» What to produce
In the listing below, locate the lines that hold "могут" and copy them.

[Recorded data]
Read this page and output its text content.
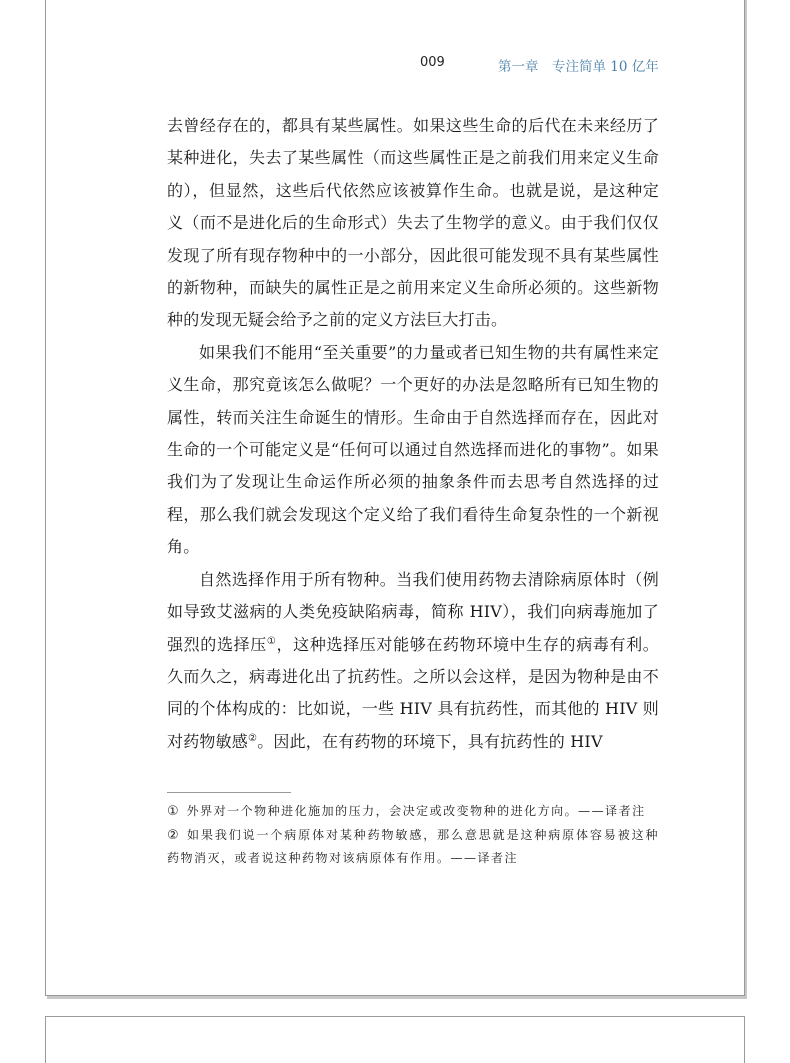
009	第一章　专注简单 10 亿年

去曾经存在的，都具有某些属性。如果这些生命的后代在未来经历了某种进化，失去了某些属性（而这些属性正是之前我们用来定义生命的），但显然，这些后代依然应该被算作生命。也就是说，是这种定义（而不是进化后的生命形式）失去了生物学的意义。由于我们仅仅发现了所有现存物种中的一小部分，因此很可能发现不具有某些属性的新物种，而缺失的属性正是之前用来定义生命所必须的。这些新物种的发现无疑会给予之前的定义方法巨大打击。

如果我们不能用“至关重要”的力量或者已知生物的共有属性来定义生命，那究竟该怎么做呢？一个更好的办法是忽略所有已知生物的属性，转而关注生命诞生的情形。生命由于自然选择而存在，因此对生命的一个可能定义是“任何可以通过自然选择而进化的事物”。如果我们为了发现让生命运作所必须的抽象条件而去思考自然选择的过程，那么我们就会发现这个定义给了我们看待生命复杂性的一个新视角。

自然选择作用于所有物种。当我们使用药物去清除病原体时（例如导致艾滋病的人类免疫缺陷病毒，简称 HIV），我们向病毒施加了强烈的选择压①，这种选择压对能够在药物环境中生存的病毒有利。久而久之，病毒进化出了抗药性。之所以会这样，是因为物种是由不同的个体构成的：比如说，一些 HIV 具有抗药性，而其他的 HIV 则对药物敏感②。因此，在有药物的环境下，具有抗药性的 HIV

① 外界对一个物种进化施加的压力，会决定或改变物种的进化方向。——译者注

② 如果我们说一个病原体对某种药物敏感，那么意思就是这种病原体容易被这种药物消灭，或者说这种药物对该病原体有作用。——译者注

...

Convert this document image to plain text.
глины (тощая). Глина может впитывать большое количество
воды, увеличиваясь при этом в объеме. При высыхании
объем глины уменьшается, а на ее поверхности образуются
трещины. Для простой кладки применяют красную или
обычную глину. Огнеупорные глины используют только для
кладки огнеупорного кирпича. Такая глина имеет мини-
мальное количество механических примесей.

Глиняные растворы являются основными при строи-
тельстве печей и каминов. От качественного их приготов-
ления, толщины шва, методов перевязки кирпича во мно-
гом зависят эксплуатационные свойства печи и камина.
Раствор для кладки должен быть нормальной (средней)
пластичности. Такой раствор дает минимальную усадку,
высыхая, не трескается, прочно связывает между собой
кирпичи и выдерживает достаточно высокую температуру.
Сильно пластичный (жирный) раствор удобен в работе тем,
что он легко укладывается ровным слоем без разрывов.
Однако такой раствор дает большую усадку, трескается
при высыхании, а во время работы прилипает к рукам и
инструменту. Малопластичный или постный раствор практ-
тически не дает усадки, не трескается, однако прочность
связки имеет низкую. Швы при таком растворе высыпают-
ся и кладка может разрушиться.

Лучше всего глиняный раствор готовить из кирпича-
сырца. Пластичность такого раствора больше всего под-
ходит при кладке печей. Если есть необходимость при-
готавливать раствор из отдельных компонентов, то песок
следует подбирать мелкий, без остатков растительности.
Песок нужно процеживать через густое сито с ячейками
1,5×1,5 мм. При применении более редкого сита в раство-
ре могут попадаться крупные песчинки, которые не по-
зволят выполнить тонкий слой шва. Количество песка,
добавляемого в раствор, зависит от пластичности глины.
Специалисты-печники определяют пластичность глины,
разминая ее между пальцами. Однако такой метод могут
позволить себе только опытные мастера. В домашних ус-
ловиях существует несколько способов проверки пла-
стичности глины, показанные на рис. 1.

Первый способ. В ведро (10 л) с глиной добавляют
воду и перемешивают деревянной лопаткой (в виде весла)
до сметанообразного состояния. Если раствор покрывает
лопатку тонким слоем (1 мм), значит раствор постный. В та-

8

» Correct answer
ре могут попадаться крупные песчинки, которые не по-
разминая ее между пальцами. Однако такой метод могут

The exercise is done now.